▶ [SUPPLIED MATERIAL]
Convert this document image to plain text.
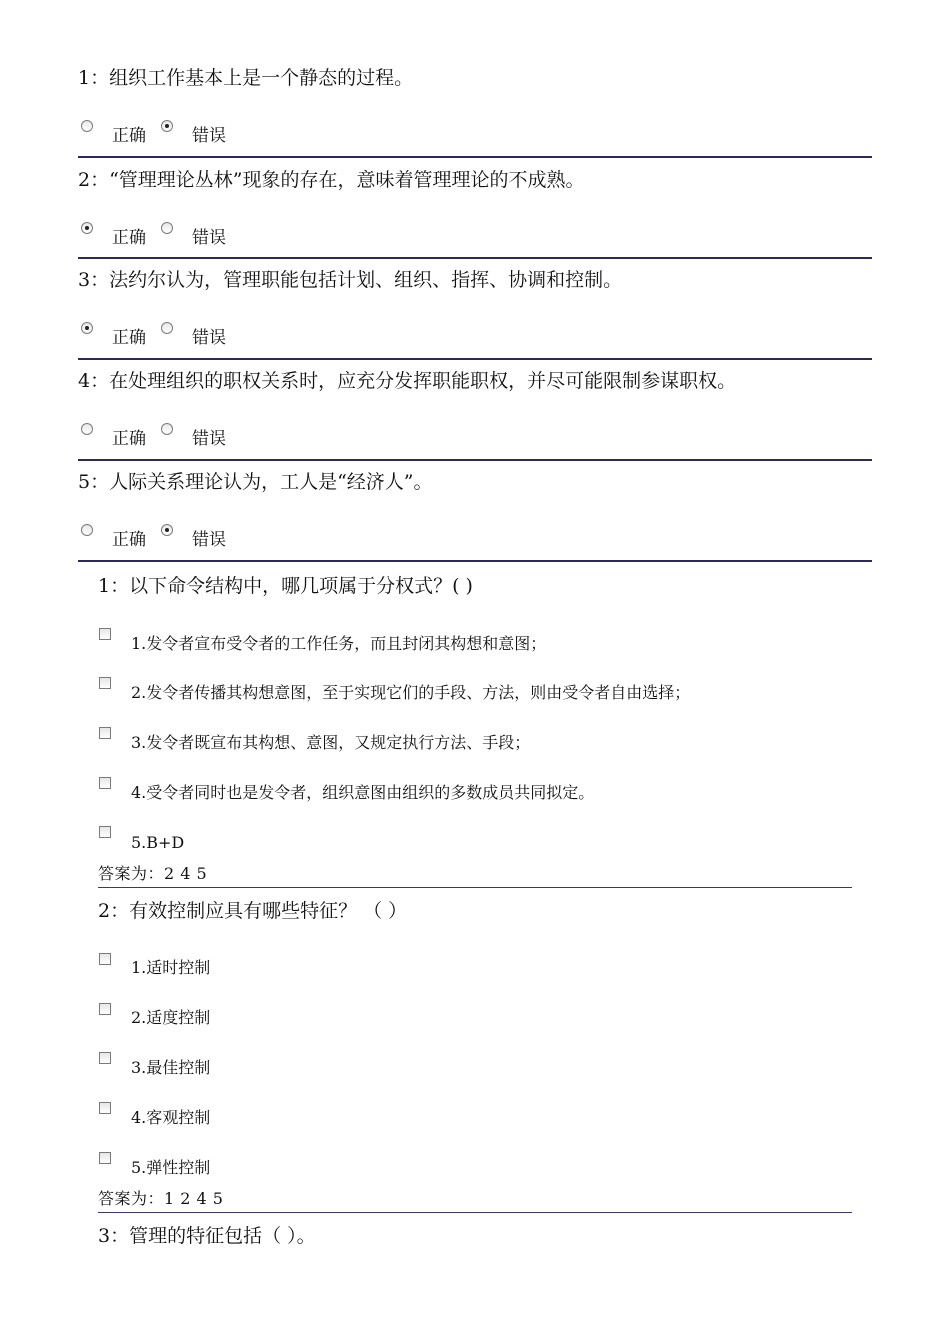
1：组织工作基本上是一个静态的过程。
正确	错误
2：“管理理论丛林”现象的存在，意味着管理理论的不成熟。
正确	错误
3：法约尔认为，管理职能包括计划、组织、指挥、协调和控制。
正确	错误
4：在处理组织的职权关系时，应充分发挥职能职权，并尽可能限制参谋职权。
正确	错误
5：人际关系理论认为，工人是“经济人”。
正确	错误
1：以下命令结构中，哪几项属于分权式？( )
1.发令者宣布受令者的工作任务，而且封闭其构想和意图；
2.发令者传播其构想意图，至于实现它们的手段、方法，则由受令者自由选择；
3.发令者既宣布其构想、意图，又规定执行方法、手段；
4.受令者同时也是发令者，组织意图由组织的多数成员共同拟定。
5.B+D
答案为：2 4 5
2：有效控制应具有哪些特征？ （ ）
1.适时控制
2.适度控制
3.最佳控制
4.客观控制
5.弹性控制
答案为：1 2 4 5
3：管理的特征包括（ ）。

▶ [WHAT TO DO]
Copy the material above in full and exactly, skipping pictures.

▶ [WRITTEN ANSWER]
Convert this document image to plain text.
1：组织工作基本上是一个静态的过程。
正确	错误
2：“管理理论丛林”现象的存在，意味着管理理论的不成熟。
正确	错误
3：法约尔认为，管理职能包括计划、组织、指挥、协调和控制。
正确	错误
4：在处理组织的职权关系时，应充分发挥职能职权，并尽可能限制参谋职权。
正确	错误
5：人际关系理论认为，工人是“经济人”。
正确	错误
1：以下命令结构中，哪几项属于分权式？( )
1.发令者宣布受令者的工作任务，而且封闭其构想和意图；
2.发令者传播其构想意图，至于实现它们的手段、方法，则由受令者自由选择；
3.发令者既宣布其构想、意图，又规定执行方法、手段；
4.受令者同时也是发令者，组织意图由组织的多数成员共同拟定。
5.B+D
答案为：2 4 5
2：有效控制应具有哪些特征？ （ ）
1.适时控制
2.适度控制
3.最佳控制
4.客观控制
5.弹性控制
答案为：1 2 4 5
3：管理的特征包括（ ）。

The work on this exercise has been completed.